Rows from a figure dataset:

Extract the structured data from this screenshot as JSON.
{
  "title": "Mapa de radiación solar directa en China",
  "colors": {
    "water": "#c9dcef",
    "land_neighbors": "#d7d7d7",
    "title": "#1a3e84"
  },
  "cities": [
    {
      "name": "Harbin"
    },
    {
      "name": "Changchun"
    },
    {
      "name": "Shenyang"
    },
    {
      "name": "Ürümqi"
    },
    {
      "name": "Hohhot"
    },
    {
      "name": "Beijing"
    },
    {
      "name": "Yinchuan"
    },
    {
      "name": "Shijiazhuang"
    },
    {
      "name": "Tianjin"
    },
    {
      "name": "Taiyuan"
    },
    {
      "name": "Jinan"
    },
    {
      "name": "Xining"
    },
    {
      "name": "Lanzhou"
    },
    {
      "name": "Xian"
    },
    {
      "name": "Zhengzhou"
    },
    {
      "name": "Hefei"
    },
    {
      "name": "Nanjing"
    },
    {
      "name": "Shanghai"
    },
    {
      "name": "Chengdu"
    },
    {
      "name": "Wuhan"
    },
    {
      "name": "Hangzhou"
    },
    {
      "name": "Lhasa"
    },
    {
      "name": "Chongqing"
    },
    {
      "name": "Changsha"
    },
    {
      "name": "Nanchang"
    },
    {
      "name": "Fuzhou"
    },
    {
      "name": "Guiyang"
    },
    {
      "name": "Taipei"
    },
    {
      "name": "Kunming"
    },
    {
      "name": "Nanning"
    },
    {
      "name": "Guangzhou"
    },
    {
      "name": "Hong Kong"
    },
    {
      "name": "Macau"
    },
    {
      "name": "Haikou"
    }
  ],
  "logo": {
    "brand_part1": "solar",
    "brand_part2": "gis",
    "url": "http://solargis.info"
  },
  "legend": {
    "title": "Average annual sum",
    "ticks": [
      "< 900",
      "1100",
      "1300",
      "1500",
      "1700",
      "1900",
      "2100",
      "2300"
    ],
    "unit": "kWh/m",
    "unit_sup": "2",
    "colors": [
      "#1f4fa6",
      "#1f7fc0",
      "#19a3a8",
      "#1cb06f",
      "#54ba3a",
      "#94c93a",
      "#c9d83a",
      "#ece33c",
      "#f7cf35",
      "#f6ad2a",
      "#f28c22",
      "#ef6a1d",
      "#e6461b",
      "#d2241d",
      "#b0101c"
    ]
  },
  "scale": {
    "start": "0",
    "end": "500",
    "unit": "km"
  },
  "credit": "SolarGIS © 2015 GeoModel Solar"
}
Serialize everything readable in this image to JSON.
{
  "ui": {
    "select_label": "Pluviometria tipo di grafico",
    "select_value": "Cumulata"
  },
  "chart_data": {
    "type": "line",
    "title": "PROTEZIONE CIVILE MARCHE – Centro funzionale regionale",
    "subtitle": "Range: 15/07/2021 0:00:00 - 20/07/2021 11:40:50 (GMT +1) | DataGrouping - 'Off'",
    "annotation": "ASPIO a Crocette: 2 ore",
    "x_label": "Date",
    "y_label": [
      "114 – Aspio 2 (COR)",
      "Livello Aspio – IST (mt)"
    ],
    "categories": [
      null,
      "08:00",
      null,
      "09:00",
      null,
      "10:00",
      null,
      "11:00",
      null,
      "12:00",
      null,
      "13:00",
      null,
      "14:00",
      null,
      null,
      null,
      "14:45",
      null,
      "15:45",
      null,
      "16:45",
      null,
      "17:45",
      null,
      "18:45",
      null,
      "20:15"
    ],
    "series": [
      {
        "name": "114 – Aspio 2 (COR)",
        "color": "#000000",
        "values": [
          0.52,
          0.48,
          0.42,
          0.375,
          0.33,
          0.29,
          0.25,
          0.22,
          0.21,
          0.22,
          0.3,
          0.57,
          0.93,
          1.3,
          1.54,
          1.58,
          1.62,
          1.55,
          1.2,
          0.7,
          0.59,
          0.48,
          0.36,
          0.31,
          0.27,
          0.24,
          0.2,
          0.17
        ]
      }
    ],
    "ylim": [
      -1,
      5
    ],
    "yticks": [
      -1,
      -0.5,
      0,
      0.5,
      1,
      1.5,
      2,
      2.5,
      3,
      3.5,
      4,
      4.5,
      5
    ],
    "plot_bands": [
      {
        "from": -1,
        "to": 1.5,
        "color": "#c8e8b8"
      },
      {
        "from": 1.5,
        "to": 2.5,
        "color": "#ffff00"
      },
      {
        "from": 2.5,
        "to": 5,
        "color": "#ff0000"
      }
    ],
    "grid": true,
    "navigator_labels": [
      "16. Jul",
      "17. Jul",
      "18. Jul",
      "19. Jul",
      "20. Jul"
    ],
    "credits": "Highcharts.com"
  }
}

▸ SHORT TASK: Copy each line of the listing that includes "JSON".

▸ CORRECT ANSWER:
Extract the structured data from this screenshot as JSON.
Serialize everything readable in this image to JSON.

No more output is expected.